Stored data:

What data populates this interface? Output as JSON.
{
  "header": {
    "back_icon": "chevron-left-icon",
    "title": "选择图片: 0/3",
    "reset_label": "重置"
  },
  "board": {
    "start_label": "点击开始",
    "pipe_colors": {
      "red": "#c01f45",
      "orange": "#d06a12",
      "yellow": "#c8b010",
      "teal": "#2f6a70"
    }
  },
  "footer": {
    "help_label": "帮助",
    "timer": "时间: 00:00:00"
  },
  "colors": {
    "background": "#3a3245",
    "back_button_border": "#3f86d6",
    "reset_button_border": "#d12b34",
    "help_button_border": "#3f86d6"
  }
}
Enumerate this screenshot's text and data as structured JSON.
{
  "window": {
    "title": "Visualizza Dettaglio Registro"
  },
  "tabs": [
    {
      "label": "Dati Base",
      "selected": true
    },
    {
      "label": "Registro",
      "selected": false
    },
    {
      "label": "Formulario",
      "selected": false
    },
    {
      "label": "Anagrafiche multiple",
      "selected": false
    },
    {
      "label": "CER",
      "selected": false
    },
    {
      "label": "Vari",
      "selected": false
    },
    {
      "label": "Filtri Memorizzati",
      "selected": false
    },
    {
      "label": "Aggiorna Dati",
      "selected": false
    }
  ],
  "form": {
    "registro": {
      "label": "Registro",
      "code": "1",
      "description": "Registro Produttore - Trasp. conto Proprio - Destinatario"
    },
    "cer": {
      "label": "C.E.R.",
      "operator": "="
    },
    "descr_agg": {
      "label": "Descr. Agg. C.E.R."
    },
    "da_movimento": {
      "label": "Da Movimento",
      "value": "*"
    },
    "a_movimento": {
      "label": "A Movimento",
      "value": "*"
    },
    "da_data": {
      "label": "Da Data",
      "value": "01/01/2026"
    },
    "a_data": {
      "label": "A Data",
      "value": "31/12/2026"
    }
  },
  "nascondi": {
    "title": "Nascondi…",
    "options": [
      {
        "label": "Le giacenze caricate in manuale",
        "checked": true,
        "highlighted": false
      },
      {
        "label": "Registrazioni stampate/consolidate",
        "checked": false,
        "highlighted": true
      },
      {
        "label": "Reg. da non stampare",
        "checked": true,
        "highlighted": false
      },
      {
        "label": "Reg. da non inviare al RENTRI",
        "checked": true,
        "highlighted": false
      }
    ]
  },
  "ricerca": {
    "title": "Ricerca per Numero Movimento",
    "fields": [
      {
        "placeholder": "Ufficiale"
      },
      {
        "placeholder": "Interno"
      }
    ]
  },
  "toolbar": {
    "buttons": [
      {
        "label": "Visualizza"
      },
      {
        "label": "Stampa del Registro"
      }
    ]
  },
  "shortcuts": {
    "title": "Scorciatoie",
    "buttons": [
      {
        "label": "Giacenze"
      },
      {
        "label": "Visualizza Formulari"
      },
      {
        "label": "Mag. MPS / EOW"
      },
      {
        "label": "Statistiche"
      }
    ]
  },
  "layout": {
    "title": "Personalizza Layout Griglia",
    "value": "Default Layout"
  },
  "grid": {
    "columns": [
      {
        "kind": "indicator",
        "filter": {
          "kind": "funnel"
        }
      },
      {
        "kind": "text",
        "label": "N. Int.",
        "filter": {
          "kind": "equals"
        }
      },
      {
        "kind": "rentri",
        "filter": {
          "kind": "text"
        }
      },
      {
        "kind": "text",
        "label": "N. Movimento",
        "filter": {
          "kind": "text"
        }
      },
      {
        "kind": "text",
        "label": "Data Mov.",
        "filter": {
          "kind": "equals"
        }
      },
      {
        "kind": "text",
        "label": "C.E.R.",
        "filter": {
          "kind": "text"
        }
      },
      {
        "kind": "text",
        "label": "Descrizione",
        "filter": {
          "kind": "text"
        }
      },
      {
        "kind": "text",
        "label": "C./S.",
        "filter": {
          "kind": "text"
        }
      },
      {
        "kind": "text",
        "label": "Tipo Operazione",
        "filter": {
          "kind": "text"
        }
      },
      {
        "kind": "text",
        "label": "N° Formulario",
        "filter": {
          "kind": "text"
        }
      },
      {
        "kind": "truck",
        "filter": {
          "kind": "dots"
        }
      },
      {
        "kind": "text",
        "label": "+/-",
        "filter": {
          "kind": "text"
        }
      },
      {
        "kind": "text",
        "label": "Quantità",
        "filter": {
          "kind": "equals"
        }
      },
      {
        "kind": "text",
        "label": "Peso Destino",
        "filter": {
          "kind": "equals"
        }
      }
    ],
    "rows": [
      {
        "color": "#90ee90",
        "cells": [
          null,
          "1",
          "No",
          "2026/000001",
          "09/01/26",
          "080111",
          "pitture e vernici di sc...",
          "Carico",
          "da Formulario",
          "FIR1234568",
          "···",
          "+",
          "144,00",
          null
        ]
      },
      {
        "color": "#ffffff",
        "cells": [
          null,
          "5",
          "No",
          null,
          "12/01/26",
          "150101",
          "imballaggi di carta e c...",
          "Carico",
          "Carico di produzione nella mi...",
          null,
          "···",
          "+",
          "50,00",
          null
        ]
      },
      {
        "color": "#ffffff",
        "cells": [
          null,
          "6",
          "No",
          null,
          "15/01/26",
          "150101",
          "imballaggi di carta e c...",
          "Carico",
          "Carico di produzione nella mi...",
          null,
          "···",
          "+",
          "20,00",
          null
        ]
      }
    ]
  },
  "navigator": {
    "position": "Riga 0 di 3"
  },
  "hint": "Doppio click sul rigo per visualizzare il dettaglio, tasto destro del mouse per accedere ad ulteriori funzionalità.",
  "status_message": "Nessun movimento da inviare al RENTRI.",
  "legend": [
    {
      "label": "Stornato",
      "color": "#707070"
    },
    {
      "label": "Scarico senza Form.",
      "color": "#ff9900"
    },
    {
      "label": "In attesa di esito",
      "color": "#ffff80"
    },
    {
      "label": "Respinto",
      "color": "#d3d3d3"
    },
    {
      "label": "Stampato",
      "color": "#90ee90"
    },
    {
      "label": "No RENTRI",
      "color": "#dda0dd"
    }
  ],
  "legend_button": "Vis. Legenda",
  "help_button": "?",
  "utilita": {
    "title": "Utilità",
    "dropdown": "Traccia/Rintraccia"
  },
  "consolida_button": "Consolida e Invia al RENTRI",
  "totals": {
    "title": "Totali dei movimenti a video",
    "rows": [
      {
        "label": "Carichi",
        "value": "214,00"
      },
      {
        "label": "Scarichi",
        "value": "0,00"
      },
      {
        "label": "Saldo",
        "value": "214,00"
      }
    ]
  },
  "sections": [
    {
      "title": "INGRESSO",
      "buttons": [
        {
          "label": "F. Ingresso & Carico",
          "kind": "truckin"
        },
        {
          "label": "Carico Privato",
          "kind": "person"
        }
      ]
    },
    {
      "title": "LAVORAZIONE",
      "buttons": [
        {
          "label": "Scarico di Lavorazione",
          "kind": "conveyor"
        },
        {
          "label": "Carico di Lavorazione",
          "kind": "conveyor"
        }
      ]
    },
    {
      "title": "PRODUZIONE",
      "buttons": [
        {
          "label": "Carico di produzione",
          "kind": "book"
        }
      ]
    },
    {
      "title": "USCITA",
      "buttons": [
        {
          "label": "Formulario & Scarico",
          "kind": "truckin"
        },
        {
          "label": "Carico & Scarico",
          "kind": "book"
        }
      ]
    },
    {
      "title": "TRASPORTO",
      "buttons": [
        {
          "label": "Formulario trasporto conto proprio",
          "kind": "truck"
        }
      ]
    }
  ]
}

Written task: Extract all of the data above without altering anything.

Output of the task:
What data populates this interface? Output as JSON.
{
  "header": {
    "back_icon": "chevron-left-icon",
    "title": "选择图片: 0/3",
    "reset_label": "重置"
  },
  "board": {
    "start_label": "点击开始",
    "pipe_colors": {
      "red": "#c01f45",
      "orange": "#d06a12",
      "yellow": "#c8b010",
      "teal": "#2f6a70"
    }
  },
  "footer": {
    "help_label": "帮助",
    "timer": "时间: 00:00:00"
  },
  "colors": {
    "background": "#3a3245",
    "back_button_border": "#3f86d6",
    "reset_button_border": "#d12b34",
    "help_button_border": "#3f86d6"
  }
}
Enumerate this screenshot's text and data as structured JSON.
{
  "window": {
    "title": "Visualizza Dettaglio Registro"
  },
  "tabs": [
    {
      "label": "Dati Base",
      "selected": true
    },
    {
      "label": "Registro",
      "selected": false
    },
    {
      "label": "Formulario",
      "selected": false
    },
    {
      "label": "Anagrafiche multiple",
      "selected": false
    },
    {
      "label": "CER",
      "selected": false
    },
    {
      "label": "Vari",
      "selected": false
    },
    {
      "label": "Filtri Memorizzati",
      "selected": false
    },
    {
      "label": "Aggiorna Dati",
      "selected": false
    }
  ],
  "form": {
    "registro": {
      "label": "Registro",
      "code": "1",
      "description": "Registro Produttore - Trasp. conto Proprio - Destinatario"
    },
    "cer": {
      "label": "C.E.R.",
      "operator": "="
    },
    "descr_agg": {
      "label": "Descr. Agg. C.E.R."
    },
    "da_movimento": {
      "label": "Da Movimento",
      "value": "*"
    },
    "a_movimento": {
      "label": "A Movimento",
      "value": "*"
    },
    "da_data": {
      "label": "Da Data",
      "value": "01/01/2026"
    },
    "a_data": {
      "label": "A Data",
      "value": "31/12/2026"
    }
  },
  "nascondi": {
    "title": "Nascondi…",
    "options": [
      {
        "label": "Le giacenze caricate in manuale",
        "checked": true,
        "highlighted": false
      },
      {
        "label": "Registrazioni stampate/consolidate",
        "checked": false,
        "highlighted": true
      },
      {
        "label": "Reg. da non stampare",
        "checked": true,
        "highlighted": false
      },
      {
        "label": "Reg. da non inviare al RENTRI",
        "checked": true,
        "highlighted": false
      }
    ]
  },
  "ricerca": {
    "title": "Ricerca per Numero Movimento",
    "fields": [
      {
        "placeholder": "Ufficiale"
      },
      {
        "placeholder": "Interno"
      }
    ]
  },
  "toolbar": {
    "buttons": [
      {
        "label": "Visualizza"
      },
      {
        "label": "Stampa del Registro"
      }
    ]
  },
  "shortcuts": {
    "title": "Scorciatoie",
    "buttons": [
      {
        "label": "Giacenze"
      },
      {
        "label": "Visualizza Formulari"
      },
      {
        "label": "Mag. MPS / EOW"
      },
      {
        "label": "Statistiche"
      }
    ]
  },
  "layout": {
    "title": "Personalizza Layout Griglia",
    "value": "Default Layout"
  },
  "grid": {
    "columns": [
      {
        "kind": "indicator",
        "filter": {
          "kind": "funnel"
        }
      },
      {
        "kind": "text",
        "label": "N. Int.",
        "filter": {
          "kind": "equals"
        }
      },
      {
        "kind": "rentri",
        "filter": {
          "kind": "text"
        }
      },
      {
        "kind": "text",
        "label": "N. Movimento",
        "filter": {
          "kind": "text"
        }
      },
      {
        "kind": "text",
        "label": "Data Mov.",
        "filter": {
          "kind": "equals"
        }
      },
      {
        "kind": "text",
        "label": "C.E.R.",
        "filter": {
          "kind": "text"
        }
      },
      {
        "kind": "text",
        "label": "Descrizione",
        "filter": {
          "kind": "text"
        }
      },
      {
        "kind": "text",
        "label": "C./S.",
        "filter": {
          "kind": "text"
        }
      },
      {
        "kind": "text",
        "label": "Tipo Operazione",
        "filter": {
          "kind": "text"
        }
      },
      {
        "kind": "text",
        "label": "N° Formulario",
        "filter": {
          "kind": "text"
        }
      },
      {
        "kind": "truck",
        "filter": {
          "kind": "dots"
        }
      },
      {
        "kind": "text",
        "label": "+/-",
        "filter": {
          "kind": "text"
        }
      },
      {
        "kind": "text",
        "label": "Quantità",
        "filter": {
          "kind": "equals"
        }
      },
      {
        "kind": "text",
        "label": "Peso Destino",
        "filter": {
          "kind": "equals"
        }
      }
    ],
    "rows": [
      {
        "color": "#90ee90",
        "cells": [
          null,
          "1",
          "No",
          "2026/000001",
          "09/01/26",
          "080111",
          "pitture e vernici di sc...",
          "Carico",
          "da Formulario",
          "FIR1234568",
          "···",
          "+",
          "144,00",
          null
        ]
      },
      {
        "color": "#ffffff",
        "cells": [
          null,
          "5",
          "No",
          null,
          "12/01/26",
          "150101",
          "imballaggi di carta e c...",
          "Carico",
          "Carico di produzione nella mi...",
          null,
          "···",
          "+",
          "50,00",
          null
        ]
      },
      {
        "color": "#ffffff",
        "cells": [
          null,
          "6",
          "No",
          null,
          "15/01/26",
          "150101",
          "imballaggi di carta e c...",
          "Carico",
          "Carico di produzione nella mi...",
          null,
          "···",
          "+",
          "20,00",
          null
        ]
      }
    ]
  },
  "navigator": {
    "position": "Riga 0 di 3"
  },
  "hint": "Doppio click sul rigo per visualizzare il dettaglio, tasto destro del mouse per accedere ad ulteriori funzionalità.",
  "status_message": "Nessun movimento da inviare al RENTRI.",
  "legend": [
    {
      "label": "Stornato",
      "color": "#707070"
    },
    {
      "label": "Scarico senza Form.",
      "color": "#ff9900"
    },
    {
      "label": "In attesa di esito",
      "color": "#ffff80"
    },
    {
      "label": "Respinto",
      "color": "#d3d3d3"
    },
    {
      "label": "Stampato",
      "color": "#90ee90"
    },
    {
      "label": "No RENTRI",
      "color": "#dda0dd"
    }
  ],
  "legend_button": "Vis. Legenda",
  "help_button": "?",
  "utilita": {
    "title": "Utilità",
    "dropdown": "Traccia/Rintraccia"
  },
  "consolida_button": "Consolida e Invia al RENTRI",
  "totals": {
    "title": "Totali dei movimenti a video",
    "rows": [
      {
        "label": "Carichi",
        "value": "214,00"
      },
      {
        "label": "Scarichi",
        "value": "0,00"
      },
      {
        "label": "Saldo",
        "value": "214,00"
      }
    ]
  },
  "sections": [
    {
      "title": "INGRESSO",
      "buttons": [
        {
          "label": "F. Ingresso & Carico",
          "kind": "truckin"
        },
        {
          "label": "Carico Privato",
          "kind": "person"
        }
      ]
    },
    {
      "title": "LAVORAZIONE",
      "buttons": [
        {
          "label": "Scarico di Lavorazione",
          "kind": "conveyor"
        },
        {
          "label": "Carico di Lavorazione",
          "kind": "conveyor"
        }
      ]
    },
    {
      "title": "PRODUZIONE",
      "buttons": [
        {
          "label": "Carico di produzione",
          "kind": "book"
        }
      ]
    },
    {
      "title": "USCITA",
      "buttons": [
        {
          "label": "Formulario & Scarico",
          "kind": "truckin"
        },
        {
          "label": "Carico & Scarico",
          "kind": "book"
        }
      ]
    },
    {
      "title": "TRASPORTO",
      "buttons": [
        {
          "label": "Formulario trasporto conto proprio",
          "kind": "truck"
        }
      ]
    }
  ]
}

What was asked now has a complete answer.